### Exercise aim
Gather all lines with "outside" from the records.
┌─ Listed entries
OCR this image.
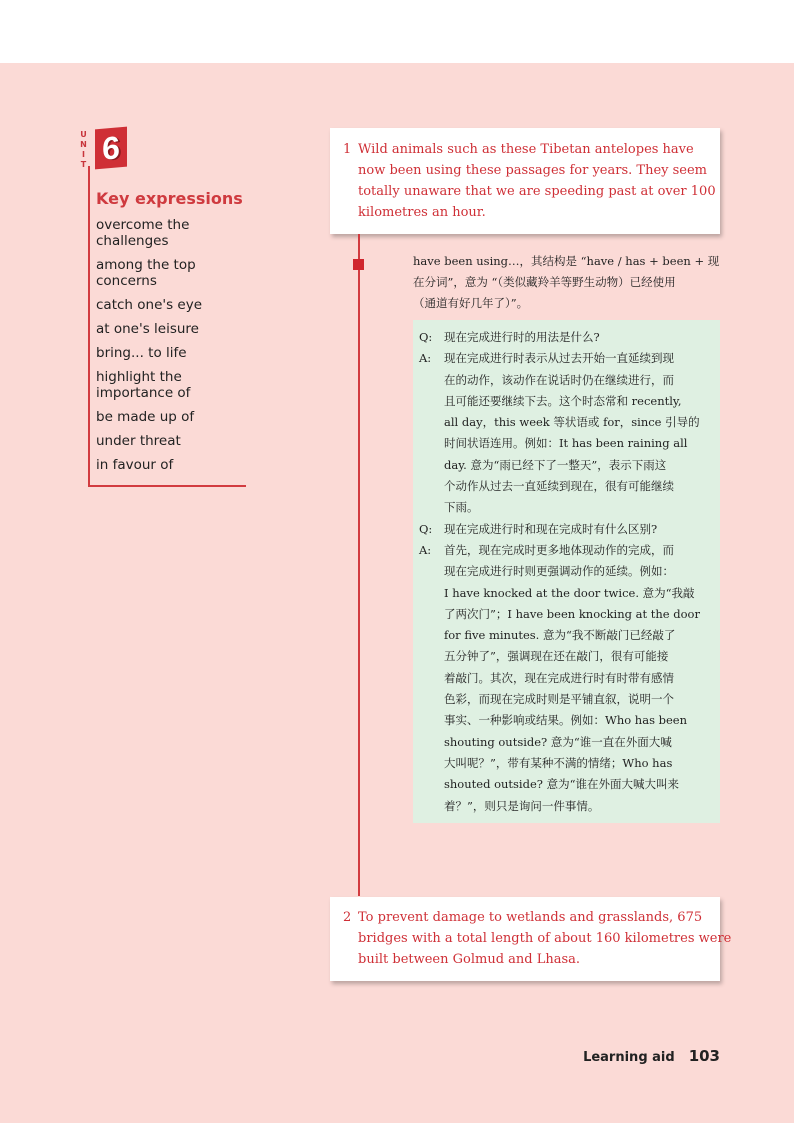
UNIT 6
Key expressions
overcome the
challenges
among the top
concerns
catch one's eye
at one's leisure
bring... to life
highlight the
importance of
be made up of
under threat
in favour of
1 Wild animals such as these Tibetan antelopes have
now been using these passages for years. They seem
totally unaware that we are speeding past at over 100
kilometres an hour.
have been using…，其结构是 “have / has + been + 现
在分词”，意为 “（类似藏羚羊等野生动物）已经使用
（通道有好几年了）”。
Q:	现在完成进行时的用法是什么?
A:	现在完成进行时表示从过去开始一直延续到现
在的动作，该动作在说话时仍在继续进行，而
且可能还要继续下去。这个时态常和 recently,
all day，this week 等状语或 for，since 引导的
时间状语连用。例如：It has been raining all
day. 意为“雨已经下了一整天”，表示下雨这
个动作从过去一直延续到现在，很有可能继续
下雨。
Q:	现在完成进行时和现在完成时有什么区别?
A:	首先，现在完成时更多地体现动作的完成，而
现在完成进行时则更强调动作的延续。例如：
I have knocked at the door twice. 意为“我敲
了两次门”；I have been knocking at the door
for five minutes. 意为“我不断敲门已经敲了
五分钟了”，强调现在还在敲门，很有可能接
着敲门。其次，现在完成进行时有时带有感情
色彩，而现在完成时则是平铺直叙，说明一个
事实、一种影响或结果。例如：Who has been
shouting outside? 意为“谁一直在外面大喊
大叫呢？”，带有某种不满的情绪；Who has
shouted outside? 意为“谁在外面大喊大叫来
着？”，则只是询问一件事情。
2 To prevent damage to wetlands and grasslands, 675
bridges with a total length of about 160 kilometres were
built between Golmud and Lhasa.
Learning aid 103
└─
### Output for this task
shouting outside? 意为“谁一直在外面大喊
shouted outside? 意为“谁在外面大喊大叫来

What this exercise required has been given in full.